§ **Aim of the task**: Output the lines of the listing from the line containing "label-cambrian: Є1s <box>85 218 117 246</box>" through the line containing "legend-number: 7 <box>1159 380 1171 406</box>", inclusive, as a numbered list with blank lines omitted.

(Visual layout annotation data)
-- Begin --
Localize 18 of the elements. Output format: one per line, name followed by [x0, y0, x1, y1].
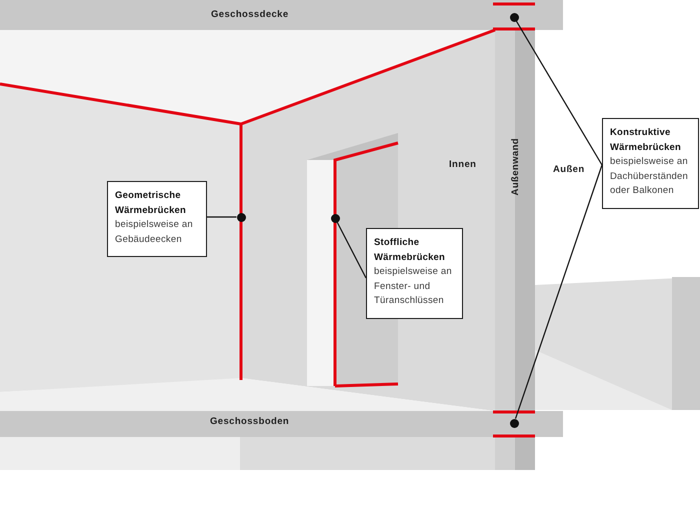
leader-line [336, 222, 367, 278]
callout-text: beispielsweise an Dachüberständen oder Balkonen [610, 155, 689, 198]
leader-line [516, 20, 603, 166]
callout-box [366, 228, 463, 318]
callout-text: beispielsweise an Fenster- und Türanschlüssen [374, 265, 453, 308]
callout-heading: Stoffliche Wärmebrücken [374, 236, 446, 264]
callout-heading: Konstruktive Wärmebrücken [610, 126, 682, 154]
leader-line [207, 216, 236, 218]
callout-box [107, 181, 207, 257]
slab-label: Geschossboden [210, 416, 290, 428]
callout-text: beispielsweise an Gebäudeecken [115, 218, 194, 246]
area-label: Innen [449, 159, 476, 171]
slab-label: Geschossdecke [211, 9, 289, 21]
wall-label: Außenwand [510, 138, 522, 196]
area-label: Außen [553, 164, 585, 176]
leader-line [514, 164, 603, 419]
callout-heading: Geometrische Wärmebrücken [115, 189, 188, 218]
callout-box [602, 118, 699, 208]
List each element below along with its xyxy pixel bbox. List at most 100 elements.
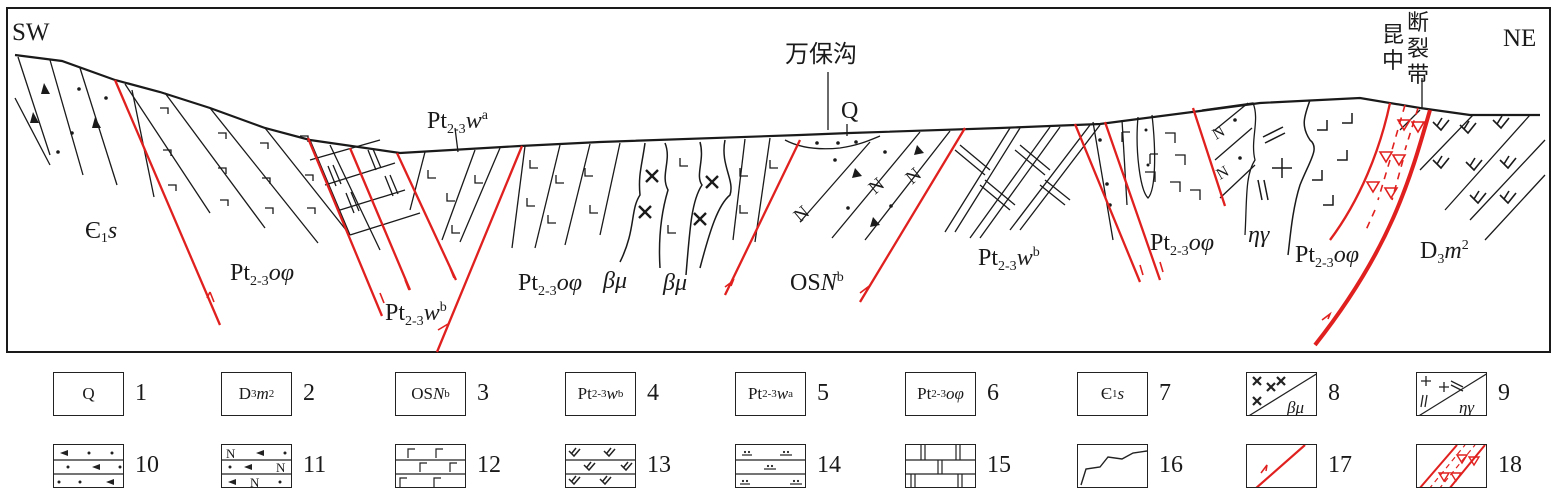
label-cambrian: Є1s <box>85 218 117 246</box>
label-eta-gamma: ηγ <box>1248 222 1270 248</box>
legend-number: 17 <box>1328 452 1352 478</box>
legend-swatch-breccia-sandstone <box>53 444 124 488</box>
legend-number: 1 <box>135 380 147 406</box>
feldspar-dots <box>1233 118 1242 160</box>
label-wb-right: Pt2-3wb <box>978 245 1040 274</box>
basalt-pattern-icon <box>396 448 465 487</box>
legend-item-17: 17 <box>1246 444 1376 494</box>
legend-swatch-diabase: βμ <box>1246 372 1317 416</box>
diabase-marks <box>638 169 719 226</box>
label-q: Q <box>841 98 858 124</box>
legend-number: 7 <box>1159 380 1171 406</box>
label-bmu-1: βμ <box>602 268 627 294</box>
svg-text:N: N <box>250 475 260 488</box>
legend-item-11: N N N 11 <box>221 444 351 494</box>
unit-labels: Є1s Pt2-3oφ Pt2-3wa Pt2-3wb Pt2-3oφ βμ β… <box>85 98 1469 329</box>
label-opp-mid: Pt2-3oφ <box>518 270 582 299</box>
svg-text:βμ: βμ <box>1286 398 1304 416</box>
wa-strata <box>409 127 501 243</box>
legend-item-15: 15 <box>905 444 1035 494</box>
legend-item-18: 18 <box>1416 444 1546 494</box>
breccia-marks <box>30 83 108 154</box>
legend-number: 12 <box>477 452 501 478</box>
legend-item-10: 10 <box>53 444 183 494</box>
granite-body <box>1257 99 1315 256</box>
fault-1 <box>113 79 222 326</box>
legend-swatch-andesite <box>565 444 636 488</box>
feldspar-block: N N <box>1201 102 1257 236</box>
legend-number: 3 <box>477 380 489 406</box>
direction-sw: SW <box>12 19 50 46</box>
legend-number: 5 <box>817 380 829 406</box>
limestone-right <box>944 124 1101 239</box>
quaternary-dots <box>815 140 858 145</box>
thrust-fault-icon <box>1255 445 1306 487</box>
kunzhong-fault-zone <box>1313 102 1432 347</box>
legend-swatch-feldspar-sandstone: N N N <box>221 444 292 488</box>
svg-text:N: N <box>276 460 286 475</box>
legend-number: 6 <box>987 380 999 406</box>
legend-number: 11 <box>303 452 327 478</box>
fault-8 <box>1073 123 1142 283</box>
d3m2-strata <box>1399 109 1546 241</box>
direction-ne: NE <box>1503 25 1536 52</box>
fault-zone-char-3: 断 <box>1407 11 1429 36</box>
fault-7 <box>859 127 966 303</box>
osn-strata <box>799 130 951 241</box>
fault-zone-icon <box>1419 445 1486 487</box>
legend-swatch-fault-zone <box>1416 444 1487 488</box>
label-opp-right-1: Pt2-3oφ <box>1150 230 1214 259</box>
legend-number: 15 <box>987 452 1011 478</box>
svg-text:N: N <box>226 446 236 461</box>
legend-swatch-limestone <box>905 444 976 488</box>
label-opp-left: Pt2-3oφ <box>230 260 294 289</box>
legend-number: 16 <box>1159 452 1183 478</box>
intrusive-contact-icon <box>1080 450 1147 486</box>
fault-5 <box>435 145 524 353</box>
legend-swatch-siltstone <box>735 444 806 488</box>
basalt-strata-mid <box>511 137 778 249</box>
legend-swatch-granite: ηγ <box>1416 372 1487 416</box>
place-label-wanbaogou: 万保沟 <box>785 40 857 68</box>
svg-text:N: N <box>1210 123 1229 144</box>
diabase-dikes <box>619 139 732 276</box>
geologic-cross-section: SW NE <box>6 7 1551 353</box>
legend-number: 14 <box>817 452 841 478</box>
legend-number: 13 <box>647 452 671 478</box>
legend-item-13: 13 <box>565 444 695 494</box>
diabase-pattern-icon: βμ <box>1249 373 1316 416</box>
breccia-sandstone-pattern-icon <box>54 450 123 485</box>
limestone-band <box>309 139 421 251</box>
legend-item-8: βμ 8 <box>1246 372 1376 422</box>
legend-number: 10 <box>135 452 159 478</box>
andesite-pattern-icon <box>566 447 635 486</box>
label-wb-left: Pt2-3wb <box>385 300 447 329</box>
legend-swatch-basalt <box>395 444 466 488</box>
legend-number: 8 <box>1328 380 1340 406</box>
legend-swatch-fault <box>1246 444 1317 488</box>
legend-item-9: ηγ 9 <box>1416 372 1546 422</box>
andesite-marks <box>1432 115 1517 205</box>
fault-zone-char-4: 裂 <box>1407 37 1429 62</box>
basalt-right <box>1312 113 1353 206</box>
legend-swatch-contact <box>1077 444 1148 488</box>
cambrian-strata <box>14 56 155 198</box>
legend-item-16: 16 <box>1077 444 1207 494</box>
basalt-strata-left <box>124 83 351 244</box>
legend-item-1: Q 1 <box>53 372 183 422</box>
right-block-units <box>1092 114 1201 241</box>
legend-number: 4 <box>647 380 659 406</box>
svg-text:ηγ: ηγ <box>1459 398 1475 416</box>
legend-number: 18 <box>1498 452 1522 478</box>
label-d3m2: D3m2 <box>1420 238 1469 267</box>
fault-zone-char-5: 带 <box>1407 63 1429 88</box>
label-osn: OSNb <box>790 270 844 296</box>
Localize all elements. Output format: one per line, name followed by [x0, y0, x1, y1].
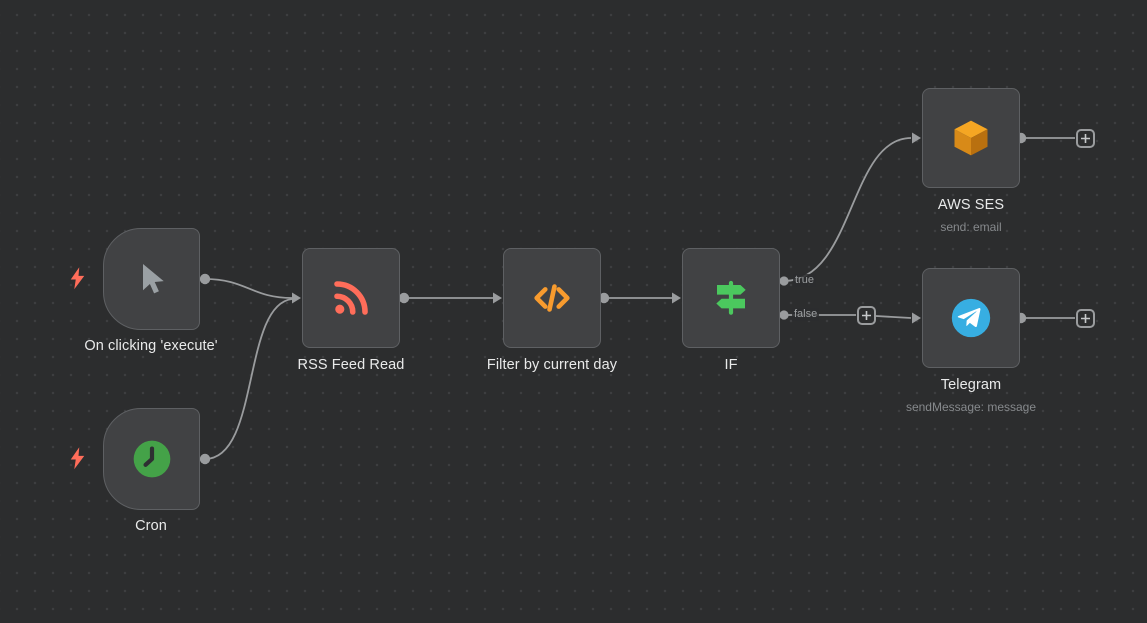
plus-icon — [1081, 134, 1090, 143]
input-arrow-aws-ses — [912, 132, 921, 144]
output-port-filter[interactable] — [598, 292, 610, 304]
input-arrow-filter — [493, 292, 502, 304]
aws-ses-icon — [954, 120, 988, 156]
output-port-cron[interactable] — [199, 453, 211, 465]
add-node-button-false-branch[interactable] — [857, 306, 876, 325]
connection-manual-to-rss — [204, 278, 293, 299]
node-label-rss: RSS Feed Read — [297, 357, 405, 373]
input-arrow-telegram — [912, 312, 921, 324]
node-cron[interactable] — [103, 408, 200, 510]
rss-icon — [334, 281, 368, 315]
clock-icon — [133, 440, 170, 478]
plus-icon — [862, 311, 871, 320]
node-telegram[interactable] — [922, 268, 1020, 368]
node-subtitle-telegram: sendMessage: message — [905, 400, 1037, 414]
signpost-icon — [716, 280, 746, 315]
code-icon — [534, 284, 570, 312]
node-subtitle-aws-ses: send: email — [940, 220, 1002, 234]
node-manual-trigger[interactable] — [103, 228, 200, 330]
add-node-button-telegram[interactable] — [1076, 309, 1095, 328]
connection-plus-to-telegram — [875, 315, 912, 319]
node-label-if: IF — [724, 357, 738, 373]
add-node-button-aws-ses[interactable] — [1076, 129, 1095, 148]
if-true-output-label: true — [793, 274, 816, 287]
node-if[interactable] — [682, 248, 780, 348]
output-port-if-true[interactable] — [779, 276, 789, 286]
cursor-icon — [142, 264, 164, 294]
node-label-aws-ses: AWS SES — [937, 197, 1005, 213]
node-filter-by-current-day[interactable] — [503, 248, 601, 348]
node-label-manual-trigger: On clicking 'execute' — [84, 338, 218, 354]
node-aws-ses[interactable] — [922, 88, 1020, 188]
connection-cron-to-rss — [204, 298, 293, 460]
node-label-telegram: Telegram — [940, 377, 1002, 393]
telegram-icon — [951, 298, 991, 338]
node-label-cron: Cron — [135, 518, 167, 534]
node-label-filter: Filter by current day — [486, 357, 618, 373]
output-port-if-false[interactable] — [779, 310, 789, 320]
input-arrow-rss — [292, 292, 301, 304]
input-arrow-if — [672, 292, 681, 304]
output-port-manual-trigger[interactable] — [199, 273, 211, 285]
connection-if-true-to-aws — [783, 137, 912, 282]
trigger-bolt-icon — [70, 447, 85, 470]
node-rss-feed-read[interactable] — [302, 248, 400, 348]
plus-icon — [1081, 314, 1090, 323]
output-port-rss[interactable] — [398, 292, 410, 304]
trigger-bolt-icon — [70, 267, 85, 290]
if-false-output-label: false — [792, 308, 820, 321]
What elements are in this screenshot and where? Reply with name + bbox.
-- End --
§ **Task response**:
1. label-cambrian: Є1s <box>85 218 117 246</box>
2. label-eta-gamma: ηγ <box>1248 222 1270 248</box>
3. legend-number: 17 <box>1328 452 1352 478</box>
4. legend-swatch-breccia-sandstone <box>53 444 124 488</box>
5. legend-number: 1 <box>135 380 147 406</box>
6. feldspar-dots <box>1233 118 1242 160</box>
7. label-wb-right: Pt2-3wb <box>978 245 1040 274</box>
8. basalt-pattern-icon <box>396 448 465 487</box>
9. legend-item-17: 17 <box>1246 444 1376 494</box>
10. legend-swatch-diabase: βμ <box>1246 372 1317 416</box>
11. diabase-marks <box>638 169 719 226</box>
12. label-q: Q <box>841 98 858 124</box>
13. legend-number: 7 <box>1159 380 1171 406</box>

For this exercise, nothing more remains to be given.